What needs to be done
Every line below is to be quoted exactly, with nothing added or dropped.

[Records from a collection]
--

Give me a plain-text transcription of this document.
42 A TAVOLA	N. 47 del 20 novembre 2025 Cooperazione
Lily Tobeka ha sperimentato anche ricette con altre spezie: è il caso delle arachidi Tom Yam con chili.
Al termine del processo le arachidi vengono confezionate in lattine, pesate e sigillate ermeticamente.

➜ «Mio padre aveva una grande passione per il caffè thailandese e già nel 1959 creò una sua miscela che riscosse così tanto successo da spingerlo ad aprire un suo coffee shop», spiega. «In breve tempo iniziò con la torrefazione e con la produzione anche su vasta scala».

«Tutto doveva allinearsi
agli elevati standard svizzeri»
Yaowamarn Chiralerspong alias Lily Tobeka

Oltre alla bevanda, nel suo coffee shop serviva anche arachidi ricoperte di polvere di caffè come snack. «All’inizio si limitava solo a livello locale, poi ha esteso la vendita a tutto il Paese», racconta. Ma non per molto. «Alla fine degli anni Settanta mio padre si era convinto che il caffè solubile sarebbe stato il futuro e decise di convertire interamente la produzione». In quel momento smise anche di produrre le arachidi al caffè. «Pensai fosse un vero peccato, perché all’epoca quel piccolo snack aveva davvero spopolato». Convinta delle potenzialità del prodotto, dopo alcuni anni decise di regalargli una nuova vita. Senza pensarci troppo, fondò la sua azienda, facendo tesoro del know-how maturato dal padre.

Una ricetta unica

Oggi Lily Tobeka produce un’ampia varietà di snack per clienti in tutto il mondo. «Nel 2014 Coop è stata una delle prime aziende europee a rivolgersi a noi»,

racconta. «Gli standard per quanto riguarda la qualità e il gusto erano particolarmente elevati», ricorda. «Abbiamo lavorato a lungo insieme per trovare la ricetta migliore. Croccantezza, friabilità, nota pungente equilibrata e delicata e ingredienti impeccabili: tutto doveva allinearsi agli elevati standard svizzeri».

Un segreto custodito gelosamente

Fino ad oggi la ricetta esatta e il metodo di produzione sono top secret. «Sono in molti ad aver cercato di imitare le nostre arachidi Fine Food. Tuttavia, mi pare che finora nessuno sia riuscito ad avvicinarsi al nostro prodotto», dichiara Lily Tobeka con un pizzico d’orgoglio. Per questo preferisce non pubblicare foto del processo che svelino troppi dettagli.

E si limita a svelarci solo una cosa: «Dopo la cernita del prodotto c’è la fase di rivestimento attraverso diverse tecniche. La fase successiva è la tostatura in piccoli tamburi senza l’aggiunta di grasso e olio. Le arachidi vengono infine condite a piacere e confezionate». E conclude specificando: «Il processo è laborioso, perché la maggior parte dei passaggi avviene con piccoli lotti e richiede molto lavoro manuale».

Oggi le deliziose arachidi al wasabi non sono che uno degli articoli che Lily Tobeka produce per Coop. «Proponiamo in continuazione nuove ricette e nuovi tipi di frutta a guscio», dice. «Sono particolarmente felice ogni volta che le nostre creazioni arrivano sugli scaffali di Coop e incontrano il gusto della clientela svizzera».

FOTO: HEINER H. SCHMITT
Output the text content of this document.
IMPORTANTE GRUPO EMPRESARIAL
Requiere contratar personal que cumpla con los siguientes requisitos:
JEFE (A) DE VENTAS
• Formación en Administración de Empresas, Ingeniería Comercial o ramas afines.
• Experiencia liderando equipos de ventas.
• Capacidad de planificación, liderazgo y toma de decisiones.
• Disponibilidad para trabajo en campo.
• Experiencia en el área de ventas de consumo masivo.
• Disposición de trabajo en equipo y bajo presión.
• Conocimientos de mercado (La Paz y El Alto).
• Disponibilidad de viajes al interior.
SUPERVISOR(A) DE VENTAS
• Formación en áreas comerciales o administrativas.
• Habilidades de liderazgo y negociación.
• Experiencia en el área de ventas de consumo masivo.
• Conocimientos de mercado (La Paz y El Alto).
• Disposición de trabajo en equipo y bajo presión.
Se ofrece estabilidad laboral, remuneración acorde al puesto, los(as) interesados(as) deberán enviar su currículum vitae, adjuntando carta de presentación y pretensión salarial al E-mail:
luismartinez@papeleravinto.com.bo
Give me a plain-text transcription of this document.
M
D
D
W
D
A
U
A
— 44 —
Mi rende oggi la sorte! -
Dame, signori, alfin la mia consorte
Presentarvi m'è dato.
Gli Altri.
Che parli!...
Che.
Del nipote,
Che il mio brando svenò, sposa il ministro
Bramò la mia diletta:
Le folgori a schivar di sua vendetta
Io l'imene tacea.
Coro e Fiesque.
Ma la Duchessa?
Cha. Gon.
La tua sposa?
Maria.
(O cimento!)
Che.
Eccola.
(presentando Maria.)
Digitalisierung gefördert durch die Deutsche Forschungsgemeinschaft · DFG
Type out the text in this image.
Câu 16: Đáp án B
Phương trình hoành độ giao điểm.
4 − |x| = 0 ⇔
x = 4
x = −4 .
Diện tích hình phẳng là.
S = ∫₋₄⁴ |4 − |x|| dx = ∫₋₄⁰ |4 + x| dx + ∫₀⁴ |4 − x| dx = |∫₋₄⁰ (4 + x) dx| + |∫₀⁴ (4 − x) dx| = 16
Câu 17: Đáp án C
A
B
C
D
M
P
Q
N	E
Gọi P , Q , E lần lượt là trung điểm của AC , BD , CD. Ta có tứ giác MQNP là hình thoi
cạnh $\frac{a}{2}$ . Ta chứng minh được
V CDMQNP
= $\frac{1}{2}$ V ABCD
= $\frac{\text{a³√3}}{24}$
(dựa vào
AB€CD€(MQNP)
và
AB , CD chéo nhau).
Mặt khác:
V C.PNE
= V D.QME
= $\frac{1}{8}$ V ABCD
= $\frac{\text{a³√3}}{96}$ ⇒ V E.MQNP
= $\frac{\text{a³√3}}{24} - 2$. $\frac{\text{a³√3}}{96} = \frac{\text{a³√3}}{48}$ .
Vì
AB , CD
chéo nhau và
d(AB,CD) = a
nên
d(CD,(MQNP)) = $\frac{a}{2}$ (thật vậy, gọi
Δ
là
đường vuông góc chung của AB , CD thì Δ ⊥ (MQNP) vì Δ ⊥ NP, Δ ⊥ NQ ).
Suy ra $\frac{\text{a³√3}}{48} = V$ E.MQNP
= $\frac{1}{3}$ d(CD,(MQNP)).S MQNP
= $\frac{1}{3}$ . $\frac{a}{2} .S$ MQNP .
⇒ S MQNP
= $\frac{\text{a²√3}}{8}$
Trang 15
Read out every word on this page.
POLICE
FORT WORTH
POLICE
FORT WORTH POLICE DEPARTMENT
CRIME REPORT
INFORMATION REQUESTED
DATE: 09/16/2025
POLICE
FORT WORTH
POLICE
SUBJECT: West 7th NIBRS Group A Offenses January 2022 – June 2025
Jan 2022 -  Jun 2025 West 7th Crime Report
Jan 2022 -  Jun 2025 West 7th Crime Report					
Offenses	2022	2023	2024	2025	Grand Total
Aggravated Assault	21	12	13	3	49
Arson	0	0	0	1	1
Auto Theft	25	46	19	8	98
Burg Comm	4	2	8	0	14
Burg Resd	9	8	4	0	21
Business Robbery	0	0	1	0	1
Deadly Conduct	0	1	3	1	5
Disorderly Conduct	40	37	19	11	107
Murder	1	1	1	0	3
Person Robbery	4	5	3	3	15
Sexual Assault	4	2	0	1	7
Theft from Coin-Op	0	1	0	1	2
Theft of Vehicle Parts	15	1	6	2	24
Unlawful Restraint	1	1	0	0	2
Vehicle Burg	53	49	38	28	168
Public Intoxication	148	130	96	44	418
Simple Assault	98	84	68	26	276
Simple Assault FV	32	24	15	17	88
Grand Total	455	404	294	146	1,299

--

Expected output
Give me a plain-text transcription of this document.
42 A TAVOLA	N. 47 del 20 novembre 2025 Cooperazione
Lily Tobeka ha sperimentato anche ricette con altre spezie: è il caso delle arachidi Tom Yam con chili.
Al termine del processo le arachidi vengono confezionate in lattine, pesate e sigillate ermeticamente.

➜ «Mio padre aveva una grande passione per il caffè thailandese e già nel 1959 creò una sua miscela che riscosse così tanto successo da spingerlo ad aprire un suo coffee shop», spiega. «In breve tempo iniziò con la torrefazione e con la produzione anche su vasta scala».

«Tutto doveva allinearsi
agli elevati standard svizzeri»
Yaowamarn Chiralerspong alias Lily Tobeka

Oltre alla bevanda, nel suo coffee shop serviva anche arachidi ricoperte di polvere di caffè come snack. «All’inizio si limitava solo a livello locale, poi ha esteso la vendita a tutto il Paese», racconta. Ma non per molto. «Alla fine degli anni Settanta mio padre si era convinto che il caffè solubile sarebbe stato il futuro e decise di convertire interamente la produzione». In quel momento smise anche di produrre le arachidi al caffè. «Pensai fosse un vero peccato, perché all’epoca quel piccolo snack aveva davvero spopolato». Convinta delle potenzialità del prodotto, dopo alcuni anni decise di regalargli una nuova vita. Senza pensarci troppo, fondò la sua azienda, facendo tesoro del know-how maturato dal padre.

Una ricetta unica

Oggi Lily Tobeka produce un’ampia varietà di snack per clienti in tutto il mondo. «Nel 2014 Coop è stata una delle prime aziende europee a rivolgersi a noi»,

racconta. «Gli standard per quanto riguarda la qualità e il gusto erano particolarmente elevati», ricorda. «Abbiamo lavorato a lungo insieme per trovare la ricetta migliore. Croccantezza, friabilità, nota pungente equilibrata e delicata e ingredienti impeccabili: tutto doveva allinearsi agli elevati standard svizzeri».

Un segreto custodito gelosamente

Fino ad oggi la ricetta esatta e il metodo di produzione sono top secret. «Sono in molti ad aver cercato di imitare le nostre arachidi Fine Food. Tuttavia, mi pare che finora nessuno sia riuscito ad avvicinarsi al nostro prodotto», dichiara Lily Tobeka con un pizzico d’orgoglio. Per questo preferisce non pubblicare foto del processo che svelino troppi dettagli.

E si limita a svelarci solo una cosa: «Dopo la cernita del prodotto c’è la fase di rivestimento attraverso diverse tecniche. La fase successiva è la tostatura in piccoli tamburi senza l’aggiunta di grasso e olio. Le arachidi vengono infine condite a piacere e confezionate». E conclude specificando: «Il processo è laborioso, perché la maggior parte dei passaggi avviene con piccoli lotti e richiede molto lavoro manuale».

Oggi le deliziose arachidi al wasabi non sono che uno degli articoli che Lily Tobeka produce per Coop. «Proponiamo in continuazione nuove ricette e nuovi tipi di frutta a guscio», dice. «Sono particolarmente felice ogni volta che le nostre creazioni arrivano sugli scaffali di Coop e incontrano il gusto della clientela svizzera».

FOTO: HEINER H. SCHMITT
Output the text content of this document.
IMPORTANTE GRUPO EMPRESARIAL
Requiere contratar personal que cumpla con los siguientes requisitos:
JEFE (A) DE VENTAS
• Formación en Administración de Empresas, Ingeniería Comercial o ramas afines.
• Experiencia liderando equipos de ventas.
• Capacidad de planificación, liderazgo y toma de decisiones.
• Disponibilidad para trabajo en campo.
• Experiencia en el área de ventas de consumo masivo.
• Disposición de trabajo en equipo y bajo presión.
• Conocimientos de mercado (La Paz y El Alto).
• Disponibilidad de viajes al interior.
SUPERVISOR(A) DE VENTAS
• Formación en áreas comerciales o administrativas.
• Habilidades de liderazgo y negociación.
• Experiencia en el área de ventas de consumo masivo.
• Conocimientos de mercado (La Paz y El Alto).
• Disposición de trabajo en equipo y bajo presión.
Se ofrece estabilidad laboral, remuneración acorde al puesto, los(as) interesados(as) deberán enviar su currículum vitae, adjuntando carta de presentación y pretensión salarial al E-mail:
luismartinez@papeleravinto.com.bo
Give me a plain-text transcription of this document.
M
D
D
W
D
A
U
A
— 44 —
Mi rende oggi la sorte! -
Dame, signori, alfin la mia consorte
Presentarvi m'è dato.
Gli Altri.
Che parli!...
Che.
Del nipote,
Che il mio brando svenò, sposa il ministro
Bramò la mia diletta:
Le folgori a schivar di sua vendetta
Io l'imene tacea.
Coro e Fiesque.
Ma la Duchessa?
Cha. Gon.
La tua sposa?
Maria.
(O cimento!)
Che.
Eccola.
(presentando Maria.)
Digitalisierung gefördert durch die Deutsche Forschungsgemeinschaft · DFG
Type out the text in this image.
Câu 16: Đáp án B
Phương trình hoành độ giao điểm.
4 − |x| = 0 ⇔
x = 4
x = −4 .
Diện tích hình phẳng là.
S = ∫₋₄⁴ |4 − |x|| dx = ∫₋₄⁰ |4 + x| dx + ∫₀⁴ |4 − x| dx = |∫₋₄⁰ (4 + x) dx| + |∫₀⁴ (4 − x) dx| = 16
Câu 17: Đáp án C
A
B
C
D
M
P
Q
N	E
Gọi P , Q , E lần lượt là trung điểm của AC , BD , CD. Ta có tứ giác MQNP là hình thoi
cạnh $\frac{a}{2}$ . Ta chứng minh được
V CDMQNP
= $\frac{1}{2}$ V ABCD
= $\frac{\text{a³√3}}{24}$
(dựa vào
AB€CD€(MQNP)
và
AB , CD chéo nhau).
Mặt khác:
V C.PNE
= V D.QME
= $\frac{1}{8}$ V ABCD
= $\frac{\text{a³√3}}{96}$ ⇒ V E.MQNP
= $\frac{\text{a³√3}}{24} - 2$. $\frac{\text{a³√3}}{96} = \frac{\text{a³√3}}{48}$ .
Vì
AB , CD
chéo nhau và
d(AB,CD) = a
nên
d(CD,(MQNP)) = $\frac{a}{2}$ (thật vậy, gọi
Δ
là
đường vuông góc chung của AB , CD thì Δ ⊥ (MQNP) vì Δ ⊥ NP, Δ ⊥ NQ ).
Suy ra $\frac{\text{a³√3}}{48} = V$ E.MQNP
= $\frac{1}{3}$ d(CD,(MQNP)).S MQNP
= $\frac{1}{3}$ . $\frac{a}{2} .S$ MQNP .
⇒ S MQNP
= $\frac{\text{a²√3}}{8}$
Trang 15
Read out every word on this page.
POLICE
FORT WORTH
POLICE
FORT WORTH POLICE DEPARTMENT
CRIME REPORT
INFORMATION REQUESTED
DATE: 09/16/2025
POLICE
FORT WORTH
POLICE
SUBJECT: West 7th NIBRS Group A Offenses January 2022 – June 2025
Jan 2022 -  Jun 2025 West 7th Crime Report
Jan 2022 -  Jun 2025 West 7th Crime Report					
Offenses	2022	2023	2024	2025	Grand Total
Aggravated Assault	21	12	13	3	49
Arson	0	0	0	1	1
Auto Theft	25	46	19	8	98
Burg Comm	4	2	8	0	14
Burg Resd	9	8	4	0	21
Business Robbery	0	0	1	0	1
Deadly Conduct	0	1	3	1	5
Disorderly Conduct	40	37	19	11	107
Murder	1	1	1	0	3
Person Robbery	4	5	3	3	15
Sexual Assault	4	2	0	1	7
Theft from Coin-Op	0	1	0	1	2
Theft of Vehicle Parts	15	1	6	2	24
Unlawful Restraint	1	1	0	0	2
Vehicle Burg	53	49	38	28	168
Public Intoxication	148	130	96	44	418
Simple Assault	98	84	68	26	276
Simple Assault FV	32	24	15	17	88
Grand Total	455	404	294	146	1,299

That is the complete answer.